— SET PROBLEM —
Please transcribe the data that follows without the pictures, keeping every word the same.

— EXERCISE MATERIALS —
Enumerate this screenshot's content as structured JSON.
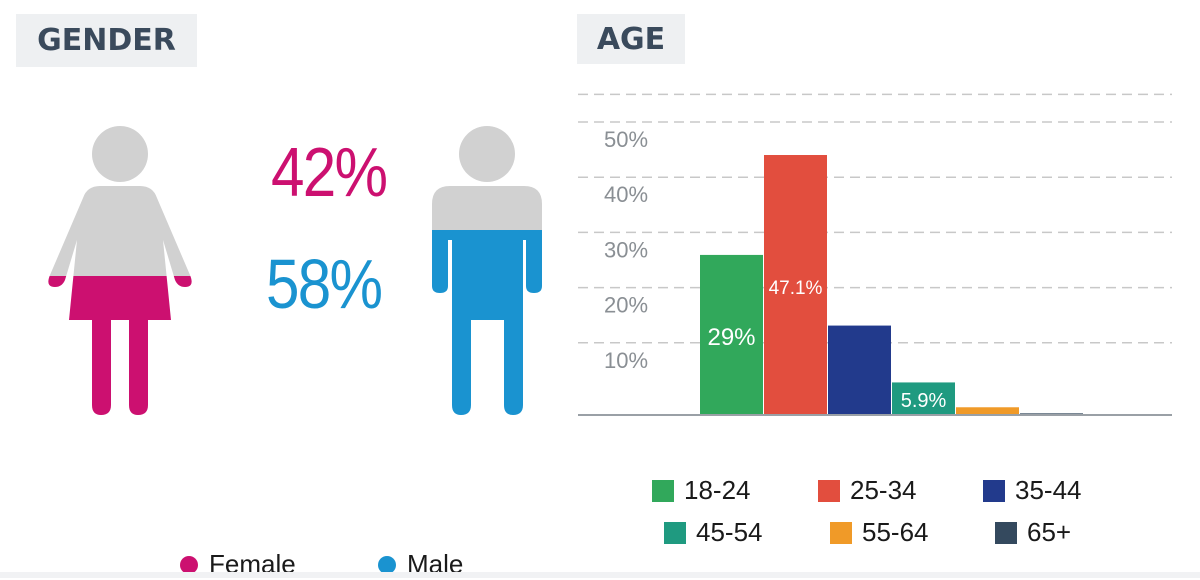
{
  "gender": {
    "title": "GENDER",
    "female": {
      "label": "Female",
      "percent": "42%",
      "value": 42,
      "color": "#cc1070"
    },
    "male": {
      "label": "Male",
      "percent": "58%",
      "value": 58,
      "color": "#1a93d0"
    },
    "icon_gray": "#d1d1d1"
  },
  "age": {
    "title": "AGE"
  },
  "chart_data": {
    "type": "bar",
    "title": "AGE",
    "categories": [
      "18-24",
      "25-34",
      "35-44",
      "45-54",
      "55-64",
      "65+"
    ],
    "values": [
      29,
      47.1,
      16.2,
      5.9,
      1.4,
      0.3
    ],
    "data_labels": [
      "29%",
      "47.1%",
      "",
      "5.9%",
      "",
      ""
    ],
    "colors": [
      "#31a85b",
      "#e24e3e",
      "#223a8c",
      "#1f9a80",
      "#f09a28",
      "#34495e"
    ],
    "y_ticks": [
      10,
      20,
      30,
      40,
      50
    ],
    "y_tick_labels": [
      "10%",
      "20%",
      "30%",
      "40%",
      "50%"
    ],
    "ylim": [
      0,
      50
    ],
    "grid": true,
    "legend_position": "bottom",
    "xlabel": "",
    "ylabel": ""
  }
}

— SOLVED EXERCISE —
Enumerate this screenshot's content as structured JSON.
{
  "gender": {
    "title": "GENDER",
    "female": {
      "label": "Female",
      "percent": "42%",
      "value": 42,
      "color": "#cc1070"
    },
    "male": {
      "label": "Male",
      "percent": "58%",
      "value": 58,
      "color": "#1a93d0"
    },
    "icon_gray": "#d1d1d1"
  },
  "age": {
    "title": "AGE"
  },
  "chart_data": {
    "type": "bar",
    "title": "AGE",
    "categories": [
      "18-24",
      "25-34",
      "35-44",
      "45-54",
      "55-64",
      "65+"
    ],
    "values": [
      29,
      47.1,
      16.2,
      5.9,
      1.4,
      0.3
    ],
    "data_labels": [
      "29%",
      "47.1%",
      "",
      "5.9%",
      "",
      ""
    ],
    "colors": [
      "#31a85b",
      "#e24e3e",
      "#223a8c",
      "#1f9a80",
      "#f09a28",
      "#34495e"
    ],
    "y_ticks": [
      10,
      20,
      30,
      40,
      50
    ],
    "y_tick_labels": [
      "10%",
      "20%",
      "30%",
      "40%",
      "50%"
    ],
    "ylim": [
      0,
      50
    ],
    "grid": true,
    "legend_position": "bottom",
    "xlabel": "",
    "ylabel": ""
  }
}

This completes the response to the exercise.